— TASK —
Write out every line of the material as it stands, apart from the pictures.

— STORED RECORDS —
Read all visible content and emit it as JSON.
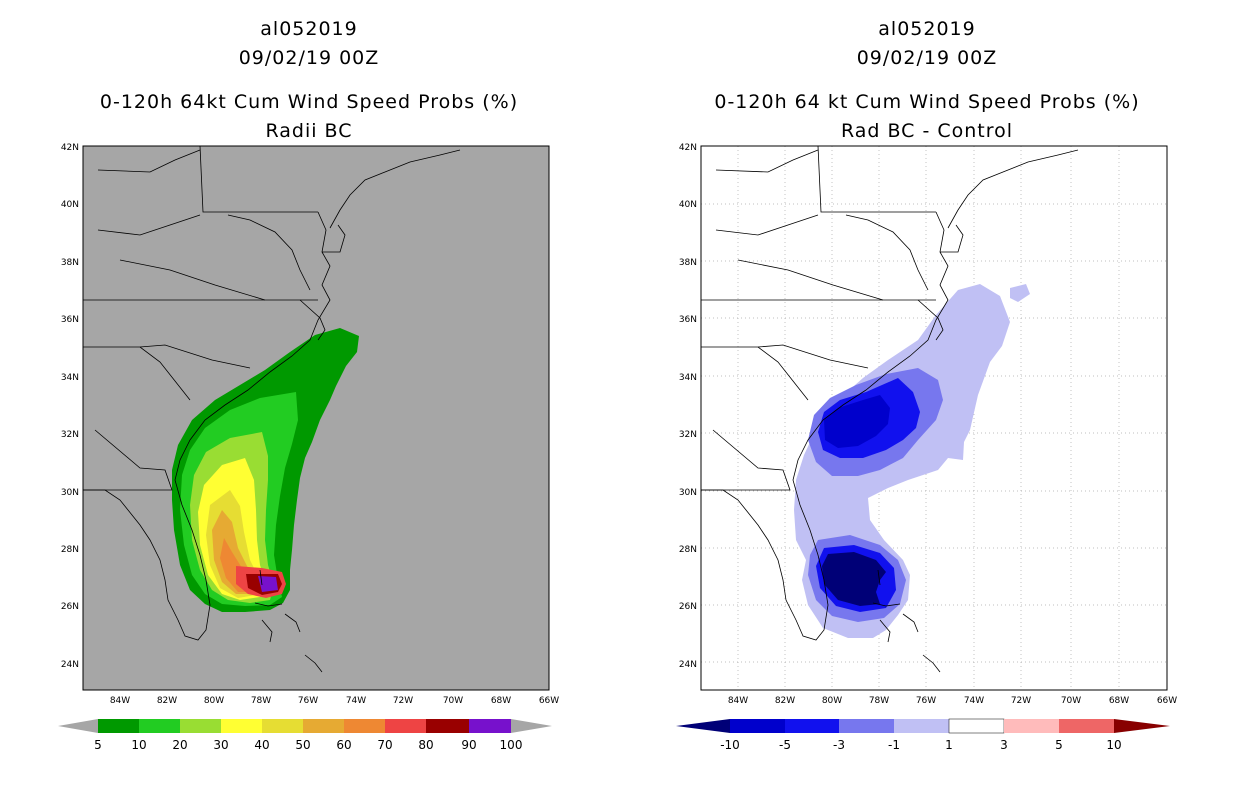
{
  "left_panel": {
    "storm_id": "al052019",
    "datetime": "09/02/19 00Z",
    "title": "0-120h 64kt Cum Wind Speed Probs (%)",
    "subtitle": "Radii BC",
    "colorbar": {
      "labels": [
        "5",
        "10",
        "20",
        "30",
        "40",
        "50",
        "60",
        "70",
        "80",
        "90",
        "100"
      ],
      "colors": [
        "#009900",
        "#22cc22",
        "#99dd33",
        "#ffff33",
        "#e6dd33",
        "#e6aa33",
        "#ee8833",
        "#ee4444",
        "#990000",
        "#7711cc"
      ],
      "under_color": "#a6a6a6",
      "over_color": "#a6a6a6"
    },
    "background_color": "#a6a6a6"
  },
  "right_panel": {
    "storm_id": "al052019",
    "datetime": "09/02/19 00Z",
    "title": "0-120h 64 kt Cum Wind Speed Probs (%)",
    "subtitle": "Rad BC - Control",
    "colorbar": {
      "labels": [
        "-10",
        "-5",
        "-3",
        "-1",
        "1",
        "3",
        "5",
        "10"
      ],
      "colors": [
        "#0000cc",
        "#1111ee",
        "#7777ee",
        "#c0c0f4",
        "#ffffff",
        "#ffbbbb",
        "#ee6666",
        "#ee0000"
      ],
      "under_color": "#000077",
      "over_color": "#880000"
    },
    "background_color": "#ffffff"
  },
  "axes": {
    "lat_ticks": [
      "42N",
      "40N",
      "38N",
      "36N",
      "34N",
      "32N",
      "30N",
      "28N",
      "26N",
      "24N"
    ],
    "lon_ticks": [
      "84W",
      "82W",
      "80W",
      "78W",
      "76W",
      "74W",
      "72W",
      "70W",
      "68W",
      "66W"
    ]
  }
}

— SOLUTION FOR THIS TASK —
Read all visible content and emit it as JSON.
{
  "left_panel": {
    "storm_id": "al052019",
    "datetime": "09/02/19 00Z",
    "title": "0-120h 64kt Cum Wind Speed Probs (%)",
    "subtitle": "Radii BC",
    "colorbar": {
      "labels": [
        "5",
        "10",
        "20",
        "30",
        "40",
        "50",
        "60",
        "70",
        "80",
        "90",
        "100"
      ],
      "colors": [
        "#009900",
        "#22cc22",
        "#99dd33",
        "#ffff33",
        "#e6dd33",
        "#e6aa33",
        "#ee8833",
        "#ee4444",
        "#990000",
        "#7711cc"
      ],
      "under_color": "#a6a6a6",
      "over_color": "#a6a6a6"
    },
    "background_color": "#a6a6a6"
  },
  "right_panel": {
    "storm_id": "al052019",
    "datetime": "09/02/19 00Z",
    "title": "0-120h 64 kt Cum Wind Speed Probs (%)",
    "subtitle": "Rad BC - Control",
    "colorbar": {
      "labels": [
        "-10",
        "-5",
        "-3",
        "-1",
        "1",
        "3",
        "5",
        "10"
      ],
      "colors": [
        "#0000cc",
        "#1111ee",
        "#7777ee",
        "#c0c0f4",
        "#ffffff",
        "#ffbbbb",
        "#ee6666",
        "#ee0000"
      ],
      "under_color": "#000077",
      "over_color": "#880000"
    },
    "background_color": "#ffffff"
  },
  "axes": {
    "lat_ticks": [
      "42N",
      "40N",
      "38N",
      "36N",
      "34N",
      "32N",
      "30N",
      "28N",
      "26N",
      "24N"
    ],
    "lon_ticks": [
      "84W",
      "82W",
      "80W",
      "78W",
      "76W",
      "74W",
      "72W",
      "70W",
      "68W",
      "66W"
    ]
  }
}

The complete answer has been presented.